# TASK OBJECTIVE:
Repeat each line of the material below exactly as it appears, minus any pictures.

[Rows from a figure dataset]
Start
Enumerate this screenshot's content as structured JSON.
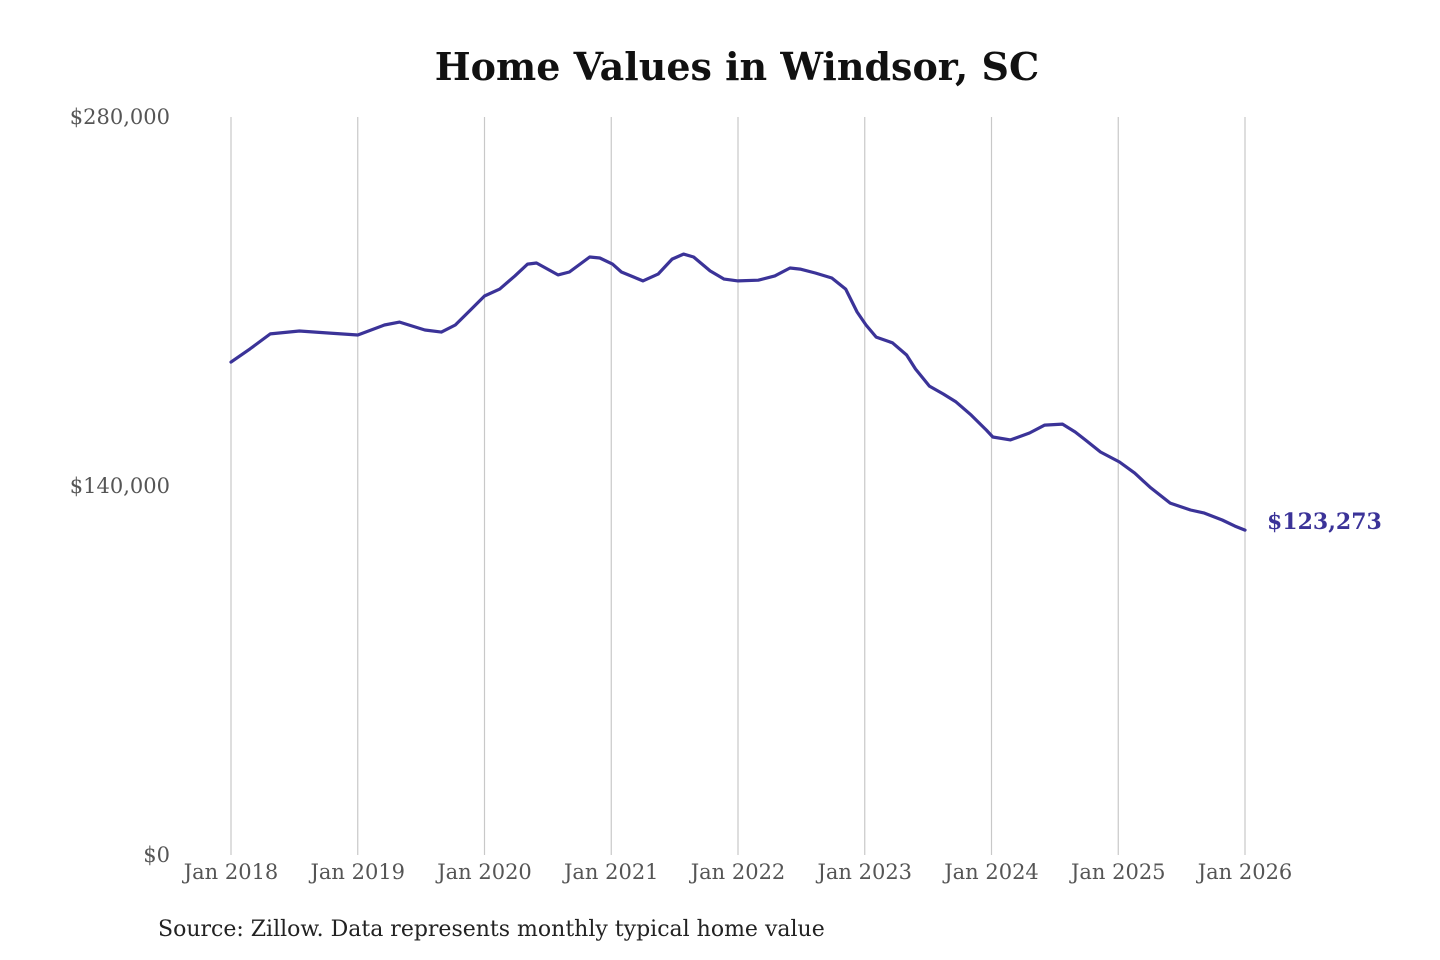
{
  "chart_data": {
    "type": "line",
    "title": "Home Values in Windsor, SC",
    "xlabel": "",
    "ylabel": "",
    "source": "Source: Zillow. Data represents monthly typical home value",
    "ylim": [
      0,
      280000
    ],
    "xlim": [
      2018,
      2026
    ],
    "grid": "vertical",
    "y_ticks": [
      {
        "value": 0,
        "label": "$0"
      },
      {
        "value": 140000,
        "label": "$140,000"
      },
      {
        "value": 280000,
        "label": "$280,000"
      }
    ],
    "x_ticks": [
      {
        "value": 2018,
        "label": "Jan 2018"
      },
      {
        "value": 2019,
        "label": "Jan 2019"
      },
      {
        "value": 2020,
        "label": "Jan 2020"
      },
      {
        "value": 2021,
        "label": "Jan 2021"
      },
      {
        "value": 2022,
        "label": "Jan 2022"
      },
      {
        "value": 2023,
        "label": "Jan 2023"
      },
      {
        "value": 2024,
        "label": "Jan 2024"
      },
      {
        "value": 2025,
        "label": "Jan 2025"
      },
      {
        "value": 2026,
        "label": "Jan 2026"
      }
    ],
    "series": [
      {
        "name": "Typical home value",
        "color": "#3b3398",
        "end_label": "$123,273",
        "points": [
          [
            2018.0,
            187000
          ],
          [
            2018.15,
            192000
          ],
          [
            2018.31,
            197700
          ],
          [
            2018.54,
            198800
          ],
          [
            2018.78,
            198000
          ],
          [
            2019.0,
            197300
          ],
          [
            2019.21,
            201100
          ],
          [
            2019.33,
            202200
          ],
          [
            2019.53,
            199200
          ],
          [
            2019.66,
            198400
          ],
          [
            2019.77,
            201100
          ],
          [
            2019.89,
            206800
          ],
          [
            2020.0,
            212100
          ],
          [
            2020.12,
            214700
          ],
          [
            2020.24,
            219700
          ],
          [
            2020.34,
            224200
          ],
          [
            2020.41,
            224600
          ],
          [
            2020.58,
            220100
          ],
          [
            2020.67,
            221200
          ],
          [
            2020.83,
            226900
          ],
          [
            2020.91,
            226500
          ],
          [
            2021.01,
            224200
          ],
          [
            2021.08,
            221200
          ],
          [
            2021.25,
            217800
          ],
          [
            2021.37,
            220400
          ],
          [
            2021.48,
            226100
          ],
          [
            2021.57,
            228000
          ],
          [
            2021.65,
            226900
          ],
          [
            2021.78,
            221600
          ],
          [
            2021.89,
            218500
          ],
          [
            2022.0,
            217800
          ],
          [
            2022.16,
            218100
          ],
          [
            2022.29,
            219700
          ],
          [
            2022.41,
            222700
          ],
          [
            2022.49,
            222300
          ],
          [
            2022.61,
            220800
          ],
          [
            2022.74,
            218900
          ],
          [
            2022.85,
            214700
          ],
          [
            2022.94,
            206000
          ],
          [
            2023.01,
            201100
          ],
          [
            2023.09,
            196500
          ],
          [
            2023.22,
            194300
          ],
          [
            2023.33,
            189700
          ],
          [
            2023.4,
            184400
          ],
          [
            2023.51,
            177900
          ],
          [
            2023.62,
            174900
          ],
          [
            2023.72,
            171900
          ],
          [
            2023.84,
            166900
          ],
          [
            2023.96,
            161200
          ],
          [
            2024.01,
            158600
          ],
          [
            2024.15,
            157500
          ],
          [
            2024.3,
            160100
          ],
          [
            2024.42,
            163100
          ],
          [
            2024.56,
            163500
          ],
          [
            2024.66,
            160500
          ],
          [
            2024.74,
            157500
          ],
          [
            2024.86,
            152900
          ],
          [
            2025.01,
            149100
          ],
          [
            2025.13,
            144900
          ],
          [
            2025.25,
            139600
          ],
          [
            2025.41,
            133500
          ],
          [
            2025.57,
            130900
          ],
          [
            2025.68,
            129700
          ],
          [
            2025.82,
            127100
          ],
          [
            2025.92,
            124800
          ],
          [
            2026.0,
            123273
          ]
        ]
      }
    ]
  }
}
End
# SOLUTION FOR THIS PROBLEM:
Enumerate this screenshot's content as structured JSON.
{
  "chart_data": {
    "type": "line",
    "title": "Home Values in Windsor, SC",
    "xlabel": "",
    "ylabel": "",
    "source": "Source: Zillow. Data represents monthly typical home value",
    "ylim": [
      0,
      280000
    ],
    "xlim": [
      2018,
      2026
    ],
    "grid": "vertical",
    "y_ticks": [
      {
        "value": 0,
        "label": "$0"
      },
      {
        "value": 140000,
        "label": "$140,000"
      },
      {
        "value": 280000,
        "label": "$280,000"
      }
    ],
    "x_ticks": [
      {
        "value": 2018,
        "label": "Jan 2018"
      },
      {
        "value": 2019,
        "label": "Jan 2019"
      },
      {
        "value": 2020,
        "label": "Jan 2020"
      },
      {
        "value": 2021,
        "label": "Jan 2021"
      },
      {
        "value": 2022,
        "label": "Jan 2022"
      },
      {
        "value": 2023,
        "label": "Jan 2023"
      },
      {
        "value": 2024,
        "label": "Jan 2024"
      },
      {
        "value": 2025,
        "label": "Jan 2025"
      },
      {
        "value": 2026,
        "label": "Jan 2026"
      }
    ],
    "series": [
      {
        "name": "Typical home value",
        "color": "#3b3398",
        "end_label": "$123,273",
        "points": [
          [
            2018.0,
            187000
          ],
          [
            2018.15,
            192000
          ],
          [
            2018.31,
            197700
          ],
          [
            2018.54,
            198800
          ],
          [
            2018.78,
            198000
          ],
          [
            2019.0,
            197300
          ],
          [
            2019.21,
            201100
          ],
          [
            2019.33,
            202200
          ],
          [
            2019.53,
            199200
          ],
          [
            2019.66,
            198400
          ],
          [
            2019.77,
            201100
          ],
          [
            2019.89,
            206800
          ],
          [
            2020.0,
            212100
          ],
          [
            2020.12,
            214700
          ],
          [
            2020.24,
            219700
          ],
          [
            2020.34,
            224200
          ],
          [
            2020.41,
            224600
          ],
          [
            2020.58,
            220100
          ],
          [
            2020.67,
            221200
          ],
          [
            2020.83,
            226900
          ],
          [
            2020.91,
            226500
          ],
          [
            2021.01,
            224200
          ],
          [
            2021.08,
            221200
          ],
          [
            2021.25,
            217800
          ],
          [
            2021.37,
            220400
          ],
          [
            2021.48,
            226100
          ],
          [
            2021.57,
            228000
          ],
          [
            2021.65,
            226900
          ],
          [
            2021.78,
            221600
          ],
          [
            2021.89,
            218500
          ],
          [
            2022.0,
            217800
          ],
          [
            2022.16,
            218100
          ],
          [
            2022.29,
            219700
          ],
          [
            2022.41,
            222700
          ],
          [
            2022.49,
            222300
          ],
          [
            2022.61,
            220800
          ],
          [
            2022.74,
            218900
          ],
          [
            2022.85,
            214700
          ],
          [
            2022.94,
            206000
          ],
          [
            2023.01,
            201100
          ],
          [
            2023.09,
            196500
          ],
          [
            2023.22,
            194300
          ],
          [
            2023.33,
            189700
          ],
          [
            2023.4,
            184400
          ],
          [
            2023.51,
            177900
          ],
          [
            2023.62,
            174900
          ],
          [
            2023.72,
            171900
          ],
          [
            2023.84,
            166900
          ],
          [
            2023.96,
            161200
          ],
          [
            2024.01,
            158600
          ],
          [
            2024.15,
            157500
          ],
          [
            2024.3,
            160100
          ],
          [
            2024.42,
            163100
          ],
          [
            2024.56,
            163500
          ],
          [
            2024.66,
            160500
          ],
          [
            2024.74,
            157500
          ],
          [
            2024.86,
            152900
          ],
          [
            2025.01,
            149100
          ],
          [
            2025.13,
            144900
          ],
          [
            2025.25,
            139600
          ],
          [
            2025.41,
            133500
          ],
          [
            2025.57,
            130900
          ],
          [
            2025.68,
            129700
          ],
          [
            2025.82,
            127100
          ],
          [
            2025.92,
            124800
          ],
          [
            2026.0,
            123273
          ]
        ]
      }
    ]
  }
}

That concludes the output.